The problem: Change "table-row" to "data-row" in the entries starting at the first one and ending at the line containing "cell-value: 10 xyxy=(936,680,951,695)", and give those lines back with everything else unchanged.

[Layout element entries]

** Start **

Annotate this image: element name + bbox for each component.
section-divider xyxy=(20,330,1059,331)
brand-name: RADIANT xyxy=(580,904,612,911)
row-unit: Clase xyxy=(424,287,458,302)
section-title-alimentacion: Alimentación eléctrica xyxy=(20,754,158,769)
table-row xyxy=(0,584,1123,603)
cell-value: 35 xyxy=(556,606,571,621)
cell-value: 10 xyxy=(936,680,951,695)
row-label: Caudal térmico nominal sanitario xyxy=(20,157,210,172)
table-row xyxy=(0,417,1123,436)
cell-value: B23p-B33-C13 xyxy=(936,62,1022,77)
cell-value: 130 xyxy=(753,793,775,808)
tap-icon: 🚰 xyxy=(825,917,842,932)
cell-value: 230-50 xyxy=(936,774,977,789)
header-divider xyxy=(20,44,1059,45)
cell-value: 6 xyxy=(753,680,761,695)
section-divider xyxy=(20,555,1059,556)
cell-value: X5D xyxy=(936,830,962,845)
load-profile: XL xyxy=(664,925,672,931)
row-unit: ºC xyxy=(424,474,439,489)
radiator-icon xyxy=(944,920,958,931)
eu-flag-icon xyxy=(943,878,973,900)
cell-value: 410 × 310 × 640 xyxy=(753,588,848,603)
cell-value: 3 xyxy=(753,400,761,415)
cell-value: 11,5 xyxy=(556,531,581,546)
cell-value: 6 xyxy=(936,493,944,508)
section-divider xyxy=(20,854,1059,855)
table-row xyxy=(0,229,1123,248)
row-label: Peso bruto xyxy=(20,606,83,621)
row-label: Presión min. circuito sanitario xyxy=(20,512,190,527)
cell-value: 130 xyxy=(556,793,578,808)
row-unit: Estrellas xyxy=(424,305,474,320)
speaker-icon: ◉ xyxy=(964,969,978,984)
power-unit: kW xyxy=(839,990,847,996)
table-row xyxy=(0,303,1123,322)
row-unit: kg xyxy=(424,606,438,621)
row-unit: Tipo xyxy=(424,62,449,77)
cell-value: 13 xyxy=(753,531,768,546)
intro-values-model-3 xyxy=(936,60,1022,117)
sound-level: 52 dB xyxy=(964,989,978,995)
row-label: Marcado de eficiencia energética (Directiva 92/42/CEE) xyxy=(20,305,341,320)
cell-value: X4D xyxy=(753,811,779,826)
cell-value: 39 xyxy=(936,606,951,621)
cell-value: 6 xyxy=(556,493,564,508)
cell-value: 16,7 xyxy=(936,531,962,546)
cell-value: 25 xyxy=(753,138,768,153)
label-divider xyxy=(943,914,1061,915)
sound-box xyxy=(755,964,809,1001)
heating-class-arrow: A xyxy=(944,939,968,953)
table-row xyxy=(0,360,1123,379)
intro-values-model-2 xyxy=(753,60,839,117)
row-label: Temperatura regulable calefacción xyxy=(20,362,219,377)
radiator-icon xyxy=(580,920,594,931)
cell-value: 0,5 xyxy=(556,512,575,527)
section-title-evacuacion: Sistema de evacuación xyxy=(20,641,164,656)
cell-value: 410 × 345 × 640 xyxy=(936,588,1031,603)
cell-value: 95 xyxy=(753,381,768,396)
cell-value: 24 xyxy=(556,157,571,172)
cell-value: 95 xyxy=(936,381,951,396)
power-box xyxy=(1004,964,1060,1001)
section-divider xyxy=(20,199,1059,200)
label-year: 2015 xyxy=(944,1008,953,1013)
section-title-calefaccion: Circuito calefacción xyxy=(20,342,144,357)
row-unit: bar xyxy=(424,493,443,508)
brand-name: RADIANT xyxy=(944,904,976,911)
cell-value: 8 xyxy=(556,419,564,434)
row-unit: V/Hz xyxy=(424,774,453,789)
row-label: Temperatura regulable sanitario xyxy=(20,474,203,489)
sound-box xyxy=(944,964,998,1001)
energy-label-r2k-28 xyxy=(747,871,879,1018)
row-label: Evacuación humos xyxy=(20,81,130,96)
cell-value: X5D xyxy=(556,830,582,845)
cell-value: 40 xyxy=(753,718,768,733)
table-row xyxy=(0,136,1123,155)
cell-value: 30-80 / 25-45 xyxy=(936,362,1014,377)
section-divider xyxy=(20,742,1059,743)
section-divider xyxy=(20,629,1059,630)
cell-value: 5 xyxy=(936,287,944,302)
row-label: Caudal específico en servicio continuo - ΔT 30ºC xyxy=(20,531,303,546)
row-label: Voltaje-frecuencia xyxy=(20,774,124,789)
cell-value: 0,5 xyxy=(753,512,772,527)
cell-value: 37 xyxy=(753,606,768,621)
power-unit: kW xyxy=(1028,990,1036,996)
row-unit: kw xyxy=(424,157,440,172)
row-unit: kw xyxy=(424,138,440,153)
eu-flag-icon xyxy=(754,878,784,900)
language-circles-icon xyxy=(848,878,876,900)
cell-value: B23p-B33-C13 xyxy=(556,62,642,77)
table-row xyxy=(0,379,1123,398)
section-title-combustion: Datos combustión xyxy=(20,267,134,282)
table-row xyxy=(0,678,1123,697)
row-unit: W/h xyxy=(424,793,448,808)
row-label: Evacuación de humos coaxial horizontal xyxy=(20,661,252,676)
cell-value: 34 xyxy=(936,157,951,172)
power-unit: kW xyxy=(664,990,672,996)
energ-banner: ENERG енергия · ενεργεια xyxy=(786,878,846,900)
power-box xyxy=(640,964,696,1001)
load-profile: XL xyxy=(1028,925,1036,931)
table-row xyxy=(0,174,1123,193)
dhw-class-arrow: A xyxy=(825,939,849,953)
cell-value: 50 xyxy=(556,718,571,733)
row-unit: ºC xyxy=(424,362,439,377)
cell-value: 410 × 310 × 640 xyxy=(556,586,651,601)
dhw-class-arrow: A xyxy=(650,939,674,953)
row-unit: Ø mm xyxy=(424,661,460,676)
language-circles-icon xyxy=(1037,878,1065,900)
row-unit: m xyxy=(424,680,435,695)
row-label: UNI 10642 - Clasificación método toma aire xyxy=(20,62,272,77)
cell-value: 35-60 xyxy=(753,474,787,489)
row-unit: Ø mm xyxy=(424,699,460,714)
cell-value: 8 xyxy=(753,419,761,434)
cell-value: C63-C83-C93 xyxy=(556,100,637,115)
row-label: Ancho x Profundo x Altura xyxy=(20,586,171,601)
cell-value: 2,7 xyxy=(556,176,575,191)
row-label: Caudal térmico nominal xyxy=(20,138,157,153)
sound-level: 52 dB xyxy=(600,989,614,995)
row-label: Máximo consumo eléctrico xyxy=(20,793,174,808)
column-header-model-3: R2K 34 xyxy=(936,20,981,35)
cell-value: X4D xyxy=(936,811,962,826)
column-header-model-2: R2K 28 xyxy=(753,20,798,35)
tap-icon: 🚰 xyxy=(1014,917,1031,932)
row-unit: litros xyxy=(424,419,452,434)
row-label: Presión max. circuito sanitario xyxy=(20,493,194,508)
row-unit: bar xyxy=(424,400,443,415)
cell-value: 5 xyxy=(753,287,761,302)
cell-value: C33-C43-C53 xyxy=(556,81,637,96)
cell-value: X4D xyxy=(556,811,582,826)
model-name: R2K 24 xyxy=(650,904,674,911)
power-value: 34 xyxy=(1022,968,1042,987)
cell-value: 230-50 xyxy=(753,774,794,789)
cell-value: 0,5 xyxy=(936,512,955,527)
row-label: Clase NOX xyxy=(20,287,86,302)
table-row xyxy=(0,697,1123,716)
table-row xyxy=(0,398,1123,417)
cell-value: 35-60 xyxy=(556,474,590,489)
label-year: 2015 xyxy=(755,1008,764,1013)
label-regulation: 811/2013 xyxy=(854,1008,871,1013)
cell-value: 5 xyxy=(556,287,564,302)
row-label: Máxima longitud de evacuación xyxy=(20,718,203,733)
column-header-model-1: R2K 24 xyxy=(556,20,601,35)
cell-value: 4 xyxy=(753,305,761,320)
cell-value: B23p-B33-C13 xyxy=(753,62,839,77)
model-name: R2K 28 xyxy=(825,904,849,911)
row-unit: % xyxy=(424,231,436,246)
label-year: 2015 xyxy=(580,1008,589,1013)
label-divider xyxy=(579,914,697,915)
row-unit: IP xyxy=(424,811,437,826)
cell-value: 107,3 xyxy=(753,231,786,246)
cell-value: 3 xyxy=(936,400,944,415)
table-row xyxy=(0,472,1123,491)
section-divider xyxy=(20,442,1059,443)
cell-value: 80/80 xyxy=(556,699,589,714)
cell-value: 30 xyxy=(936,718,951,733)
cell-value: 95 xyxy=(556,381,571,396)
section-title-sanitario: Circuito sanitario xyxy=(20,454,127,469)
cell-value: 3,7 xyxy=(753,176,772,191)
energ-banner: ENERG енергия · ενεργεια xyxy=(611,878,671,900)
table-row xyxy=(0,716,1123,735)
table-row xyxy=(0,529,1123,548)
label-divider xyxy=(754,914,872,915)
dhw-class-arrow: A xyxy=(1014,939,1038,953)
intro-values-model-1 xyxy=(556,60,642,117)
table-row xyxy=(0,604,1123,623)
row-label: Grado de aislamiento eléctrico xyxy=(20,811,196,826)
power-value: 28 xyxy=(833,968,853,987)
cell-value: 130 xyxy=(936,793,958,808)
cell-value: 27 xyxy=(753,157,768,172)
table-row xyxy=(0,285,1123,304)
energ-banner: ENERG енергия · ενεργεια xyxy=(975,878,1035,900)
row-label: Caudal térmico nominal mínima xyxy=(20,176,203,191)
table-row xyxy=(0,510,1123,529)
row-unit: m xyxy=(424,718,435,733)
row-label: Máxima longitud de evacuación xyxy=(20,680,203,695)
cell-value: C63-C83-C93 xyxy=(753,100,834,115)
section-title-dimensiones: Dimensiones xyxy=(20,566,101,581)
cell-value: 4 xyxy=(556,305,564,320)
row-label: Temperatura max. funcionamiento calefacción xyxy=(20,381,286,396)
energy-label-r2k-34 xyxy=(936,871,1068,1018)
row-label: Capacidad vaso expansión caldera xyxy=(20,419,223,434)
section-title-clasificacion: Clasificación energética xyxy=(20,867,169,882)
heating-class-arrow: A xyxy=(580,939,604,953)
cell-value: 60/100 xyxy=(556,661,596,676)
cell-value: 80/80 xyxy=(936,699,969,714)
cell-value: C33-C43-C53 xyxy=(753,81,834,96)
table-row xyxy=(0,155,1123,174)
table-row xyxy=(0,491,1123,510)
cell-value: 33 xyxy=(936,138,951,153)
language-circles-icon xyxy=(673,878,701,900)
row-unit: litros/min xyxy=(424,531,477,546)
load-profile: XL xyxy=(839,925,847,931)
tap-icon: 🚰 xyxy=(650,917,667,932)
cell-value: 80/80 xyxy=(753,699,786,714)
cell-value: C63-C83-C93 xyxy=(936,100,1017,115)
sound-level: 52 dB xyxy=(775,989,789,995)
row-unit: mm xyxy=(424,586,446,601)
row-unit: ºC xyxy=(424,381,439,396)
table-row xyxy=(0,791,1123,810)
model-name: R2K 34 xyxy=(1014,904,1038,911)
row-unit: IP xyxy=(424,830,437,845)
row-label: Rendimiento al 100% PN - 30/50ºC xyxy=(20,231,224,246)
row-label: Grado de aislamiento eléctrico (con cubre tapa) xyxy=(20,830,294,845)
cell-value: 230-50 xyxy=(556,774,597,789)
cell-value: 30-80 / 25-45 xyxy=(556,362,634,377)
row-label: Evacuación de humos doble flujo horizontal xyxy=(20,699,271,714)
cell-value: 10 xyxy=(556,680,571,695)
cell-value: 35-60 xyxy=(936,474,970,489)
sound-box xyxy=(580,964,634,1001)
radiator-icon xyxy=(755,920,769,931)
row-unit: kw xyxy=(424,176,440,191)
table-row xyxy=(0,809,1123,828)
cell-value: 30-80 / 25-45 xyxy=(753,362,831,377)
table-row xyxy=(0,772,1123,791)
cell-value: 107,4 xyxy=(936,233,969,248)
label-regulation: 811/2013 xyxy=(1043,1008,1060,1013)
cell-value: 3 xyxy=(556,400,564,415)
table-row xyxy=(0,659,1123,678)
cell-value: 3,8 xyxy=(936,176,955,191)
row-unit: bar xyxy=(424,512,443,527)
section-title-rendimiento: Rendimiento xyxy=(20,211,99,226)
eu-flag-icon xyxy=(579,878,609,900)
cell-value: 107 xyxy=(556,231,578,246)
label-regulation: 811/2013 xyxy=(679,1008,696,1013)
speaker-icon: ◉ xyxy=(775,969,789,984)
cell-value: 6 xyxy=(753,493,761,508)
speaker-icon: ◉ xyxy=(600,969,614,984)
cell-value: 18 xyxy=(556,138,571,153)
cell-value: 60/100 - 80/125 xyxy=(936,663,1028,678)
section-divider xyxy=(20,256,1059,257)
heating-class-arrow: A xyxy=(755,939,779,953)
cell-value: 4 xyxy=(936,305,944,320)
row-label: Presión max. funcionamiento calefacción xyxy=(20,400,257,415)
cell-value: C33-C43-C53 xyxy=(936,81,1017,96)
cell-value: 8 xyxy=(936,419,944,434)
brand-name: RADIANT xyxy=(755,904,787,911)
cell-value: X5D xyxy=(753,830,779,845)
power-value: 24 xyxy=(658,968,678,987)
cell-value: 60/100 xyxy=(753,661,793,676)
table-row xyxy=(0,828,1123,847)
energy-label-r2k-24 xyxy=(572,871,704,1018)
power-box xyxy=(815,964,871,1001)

** End **

Task solution:
Annotate this image: element name + bbox for each component.
section-divider xyxy=(20,330,1059,331)
brand-name: RADIANT xyxy=(580,904,612,911)
row-unit: Clase xyxy=(424,287,458,302)
section-title-alimentacion: Alimentación eléctrica xyxy=(20,754,158,769)
data-row xyxy=(0,584,1123,603)
cell-value: 35 xyxy=(556,606,571,621)
cell-value: 10 xyxy=(936,680,951,695)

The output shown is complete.